Begin
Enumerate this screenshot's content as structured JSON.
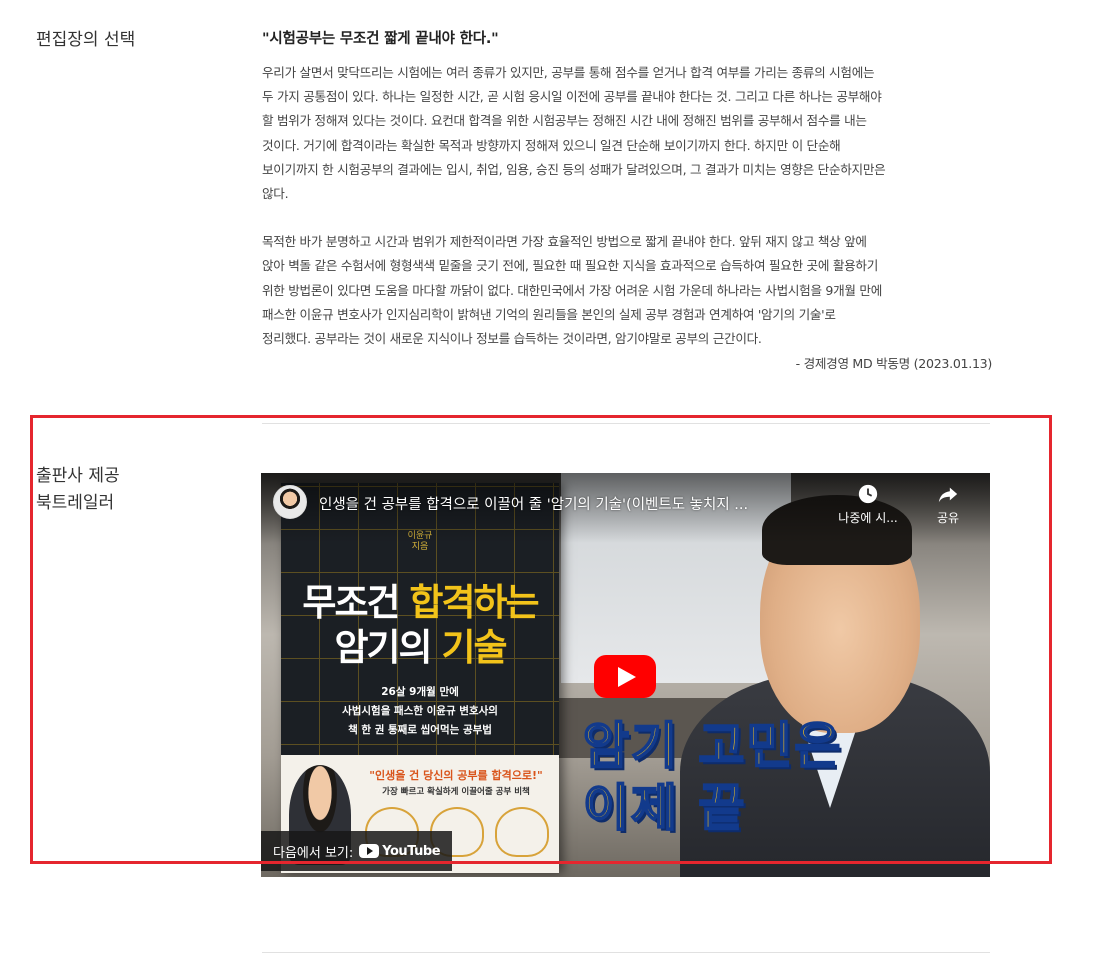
{
  "editor": {
    "label": "편집장의 선택",
    "title": "\"시험공부는 무조건 짧게 끝내야 한다.\"",
    "paragraph1": "우리가 살면서 맞닥뜨리는 시험에는 여러 종류가 있지만, 공부를 통해 점수를 얻거나 합격 여부를 가리는 종류의 시험에는\n두 가지 공통점이 있다. 하나는 일정한 시간, 곧 시험 응시일 이전에 공부를 끝내야 한다는 것. 그리고 다른 하나는 공부해야\n할 범위가 정해져 있다는 것이다. 요컨대 합격을 위한 시험공부는 정해진 시간 내에 정해진 범위를 공부해서 점수를 내는\n것이다. 거기에 합격이라는 확실한 목적과 방향까지 정해져 있으니 일견 단순해 보이기까지 한다. 하지만 이 단순해\n보이기까지 한 시험공부의 결과에는 입시, 취업, 임용, 승진 등의 성패가 달려있으며, 그 결과가 미치는 영향은 단순하지만은\n않다.",
    "paragraph2": "목적한 바가 분명하고 시간과 범위가 제한적이라면 가장 효율적인 방법으로 짧게 끝내야 한다. 앞뒤 재지 않고 책상 앞에\n앉아 벽돌 같은 수험서에 형형색색 밑줄을 긋기 전에, 필요한 때 필요한 지식을 효과적으로 습득하여 필요한 곳에 활용하기\n위한 방법론이 있다면 도움을 마다할 까닭이 없다. 대한민국에서 가장 어려운 시험 가운데 하나라는 사법시험을 9개월 만에\n패스한 이윤규 변호사가 인지심리학이 밝혀낸 기억의 원리들을 본인의 실제 공부 경험과 연계하여 '암기의 기술'로\n정리했다. 공부라는 것이 새로운 지식이나 정보를 습득하는 것이라면, 암기야말로 공부의 근간이다.",
    "signature": "- 경제경영 MD 박동명 (2023.01.13)"
  },
  "trailer": {
    "label": "출판사 제공\n북트레일러",
    "video_title": "인생을 건 공부를 합격으로 이끌어 줄 '암기의 기술'(이벤트도 놓치지 ...",
    "watch_later": "나중에 시...",
    "share": "공유",
    "watch_on": "다음에서 보기:",
    "youtube": "YouTube",
    "overlay": "암기 고민은\n이제 끝",
    "book": {
      "author": "이윤규\n지음",
      "title_line1_a": "무조건 ",
      "title_line1_b": "합격하는",
      "title_line2_a": "암기의 ",
      "title_line2_b": "기술",
      "subtitle": "26살 9개월 만에\n사법시험을 패스한 이윤규 변호사의\n책 한 권 통째로 씹어먹는 공부법",
      "quote": "\"인생을 건 당신의 공부를 합격으로!\"",
      "desc": "가장 빠르고 확실하게 이끌어줄 공부 비책"
    }
  },
  "colors": {
    "highlight_border": "#e5262e",
    "play_red": "#ff0000",
    "overlay_yellow": "#f7c21b"
  }
}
End
_THE PROBLEM_.
Return each line from the material above exactly, but not the pictures.

_RIGHT ANSWER_.
Enumerate this screenshot's content as structured JSON.
{
  "editor": {
    "label": "편집장의 선택",
    "title": "\"시험공부는 무조건 짧게 끝내야 한다.\"",
    "paragraph1": "우리가 살면서 맞닥뜨리는 시험에는 여러 종류가 있지만, 공부를 통해 점수를 얻거나 합격 여부를 가리는 종류의 시험에는\n두 가지 공통점이 있다. 하나는 일정한 시간, 곧 시험 응시일 이전에 공부를 끝내야 한다는 것. 그리고 다른 하나는 공부해야\n할 범위가 정해져 있다는 것이다. 요컨대 합격을 위한 시험공부는 정해진 시간 내에 정해진 범위를 공부해서 점수를 내는\n것이다. 거기에 합격이라는 확실한 목적과 방향까지 정해져 있으니 일견 단순해 보이기까지 한다. 하지만 이 단순해\n보이기까지 한 시험공부의 결과에는 입시, 취업, 임용, 승진 등의 성패가 달려있으며, 그 결과가 미치는 영향은 단순하지만은\n않다.",
    "paragraph2": "목적한 바가 분명하고 시간과 범위가 제한적이라면 가장 효율적인 방법으로 짧게 끝내야 한다. 앞뒤 재지 않고 책상 앞에\n앉아 벽돌 같은 수험서에 형형색색 밑줄을 긋기 전에, 필요한 때 필요한 지식을 효과적으로 습득하여 필요한 곳에 활용하기\n위한 방법론이 있다면 도움을 마다할 까닭이 없다. 대한민국에서 가장 어려운 시험 가운데 하나라는 사법시험을 9개월 만에\n패스한 이윤규 변호사가 인지심리학이 밝혀낸 기억의 원리들을 본인의 실제 공부 경험과 연계하여 '암기의 기술'로\n정리했다. 공부라는 것이 새로운 지식이나 정보를 습득하는 것이라면, 암기야말로 공부의 근간이다.",
    "signature": "- 경제경영 MD 박동명 (2023.01.13)"
  },
  "trailer": {
    "label": "출판사 제공\n북트레일러",
    "video_title": "인생을 건 공부를 합격으로 이끌어 줄 '암기의 기술'(이벤트도 놓치지 ...",
    "watch_later": "나중에 시...",
    "share": "공유",
    "watch_on": "다음에서 보기:",
    "youtube": "YouTube",
    "overlay": "암기 고민은\n이제 끝",
    "book": {
      "author": "이윤규\n지음",
      "title_line1_a": "무조건 ",
      "title_line1_b": "합격하는",
      "title_line2_a": "암기의 ",
      "title_line2_b": "기술",
      "subtitle": "26살 9개월 만에\n사법시험을 패스한 이윤규 변호사의\n책 한 권 통째로 씹어먹는 공부법",
      "quote": "\"인생을 건 당신의 공부를 합격으로!\"",
      "desc": "가장 빠르고 확실하게 이끌어줄 공부 비책"
    }
  },
  "colors": {
    "highlight_border": "#e5262e",
    "play_red": "#ff0000",
    "overlay_yellow": "#f7c21b"
  }
}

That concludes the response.